_Requirement:_
Return every line below in which "ymax" appears.

_Available data:_
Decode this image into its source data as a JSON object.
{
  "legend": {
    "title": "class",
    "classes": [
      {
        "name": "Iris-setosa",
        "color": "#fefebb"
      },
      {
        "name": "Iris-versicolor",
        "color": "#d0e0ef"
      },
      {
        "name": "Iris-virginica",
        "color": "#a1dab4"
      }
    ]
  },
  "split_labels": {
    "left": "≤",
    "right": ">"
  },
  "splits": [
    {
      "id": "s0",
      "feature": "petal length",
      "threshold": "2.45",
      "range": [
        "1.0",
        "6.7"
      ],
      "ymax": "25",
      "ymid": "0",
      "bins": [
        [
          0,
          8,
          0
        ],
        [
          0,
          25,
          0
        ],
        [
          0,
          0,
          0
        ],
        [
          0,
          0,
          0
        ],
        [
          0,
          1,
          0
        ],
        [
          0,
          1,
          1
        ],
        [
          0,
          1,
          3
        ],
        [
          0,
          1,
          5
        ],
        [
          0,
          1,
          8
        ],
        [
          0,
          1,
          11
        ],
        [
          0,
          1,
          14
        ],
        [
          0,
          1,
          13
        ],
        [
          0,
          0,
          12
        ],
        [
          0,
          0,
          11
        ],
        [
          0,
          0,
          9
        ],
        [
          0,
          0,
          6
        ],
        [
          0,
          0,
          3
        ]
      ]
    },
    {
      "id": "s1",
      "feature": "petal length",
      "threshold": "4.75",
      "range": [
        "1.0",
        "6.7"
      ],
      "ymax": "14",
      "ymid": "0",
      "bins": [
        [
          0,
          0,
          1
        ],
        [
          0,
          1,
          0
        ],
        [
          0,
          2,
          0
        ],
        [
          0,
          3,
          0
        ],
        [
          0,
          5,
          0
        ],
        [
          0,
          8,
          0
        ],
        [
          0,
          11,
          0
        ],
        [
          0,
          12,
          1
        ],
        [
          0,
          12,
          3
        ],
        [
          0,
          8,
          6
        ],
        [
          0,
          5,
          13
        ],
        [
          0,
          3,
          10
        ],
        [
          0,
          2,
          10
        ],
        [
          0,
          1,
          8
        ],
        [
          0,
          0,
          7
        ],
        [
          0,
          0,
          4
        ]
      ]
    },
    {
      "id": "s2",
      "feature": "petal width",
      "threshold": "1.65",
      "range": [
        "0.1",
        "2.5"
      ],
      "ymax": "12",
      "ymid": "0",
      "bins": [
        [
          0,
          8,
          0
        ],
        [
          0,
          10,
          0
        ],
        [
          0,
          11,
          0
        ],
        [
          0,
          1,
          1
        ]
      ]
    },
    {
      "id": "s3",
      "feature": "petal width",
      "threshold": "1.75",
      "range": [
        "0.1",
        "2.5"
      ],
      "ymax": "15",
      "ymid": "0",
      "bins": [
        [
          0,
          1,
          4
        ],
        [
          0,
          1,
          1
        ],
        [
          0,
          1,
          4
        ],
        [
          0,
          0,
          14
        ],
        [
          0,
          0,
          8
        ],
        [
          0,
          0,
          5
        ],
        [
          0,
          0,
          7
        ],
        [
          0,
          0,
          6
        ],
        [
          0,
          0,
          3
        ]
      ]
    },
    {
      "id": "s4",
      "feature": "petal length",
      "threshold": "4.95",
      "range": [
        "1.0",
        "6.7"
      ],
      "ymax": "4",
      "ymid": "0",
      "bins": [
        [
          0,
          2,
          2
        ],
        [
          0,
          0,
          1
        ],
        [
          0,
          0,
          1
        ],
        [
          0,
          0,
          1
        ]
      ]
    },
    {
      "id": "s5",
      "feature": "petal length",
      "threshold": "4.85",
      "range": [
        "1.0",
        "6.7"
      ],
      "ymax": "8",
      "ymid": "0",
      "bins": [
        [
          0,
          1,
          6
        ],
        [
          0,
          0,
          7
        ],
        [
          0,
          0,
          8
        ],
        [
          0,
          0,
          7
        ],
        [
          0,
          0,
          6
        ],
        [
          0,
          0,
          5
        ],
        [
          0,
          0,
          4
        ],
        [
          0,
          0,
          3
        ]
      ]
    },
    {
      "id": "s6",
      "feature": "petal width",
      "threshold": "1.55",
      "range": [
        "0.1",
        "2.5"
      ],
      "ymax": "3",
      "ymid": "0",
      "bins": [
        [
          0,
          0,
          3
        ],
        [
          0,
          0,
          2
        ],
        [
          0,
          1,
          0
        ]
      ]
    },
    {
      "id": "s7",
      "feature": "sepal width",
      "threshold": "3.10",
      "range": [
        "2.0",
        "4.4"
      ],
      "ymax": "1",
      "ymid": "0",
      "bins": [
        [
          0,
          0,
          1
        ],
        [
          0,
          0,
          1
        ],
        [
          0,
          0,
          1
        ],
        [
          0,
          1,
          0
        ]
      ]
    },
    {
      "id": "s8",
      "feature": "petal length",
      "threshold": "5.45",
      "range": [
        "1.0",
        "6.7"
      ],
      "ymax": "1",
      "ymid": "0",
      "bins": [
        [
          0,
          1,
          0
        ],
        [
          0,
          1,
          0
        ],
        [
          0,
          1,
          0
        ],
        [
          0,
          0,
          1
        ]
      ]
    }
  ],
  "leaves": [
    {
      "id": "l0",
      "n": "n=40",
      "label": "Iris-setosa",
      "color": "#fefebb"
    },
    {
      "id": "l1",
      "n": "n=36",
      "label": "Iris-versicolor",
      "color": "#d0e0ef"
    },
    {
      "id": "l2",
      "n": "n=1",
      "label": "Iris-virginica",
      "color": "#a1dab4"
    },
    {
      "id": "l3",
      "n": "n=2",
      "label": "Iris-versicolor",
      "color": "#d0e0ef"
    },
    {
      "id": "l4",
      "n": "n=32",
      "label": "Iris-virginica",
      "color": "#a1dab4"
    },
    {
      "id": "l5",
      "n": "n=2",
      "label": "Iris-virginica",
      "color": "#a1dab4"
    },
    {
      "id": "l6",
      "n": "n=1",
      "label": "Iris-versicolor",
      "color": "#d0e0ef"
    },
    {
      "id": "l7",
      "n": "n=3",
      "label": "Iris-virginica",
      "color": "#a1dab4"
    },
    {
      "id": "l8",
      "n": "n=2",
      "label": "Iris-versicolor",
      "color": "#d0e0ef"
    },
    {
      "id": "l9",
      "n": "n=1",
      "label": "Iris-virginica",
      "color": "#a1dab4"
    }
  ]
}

_Final result:_
      "ymax": "25",
      "ymax": "14",
      "ymax": "12",
      "ymax": "15",
      "ymax": "4",
      "ymax": "8",
      "ymax": "3",
      "ymax": "1",
      "ymax": "1",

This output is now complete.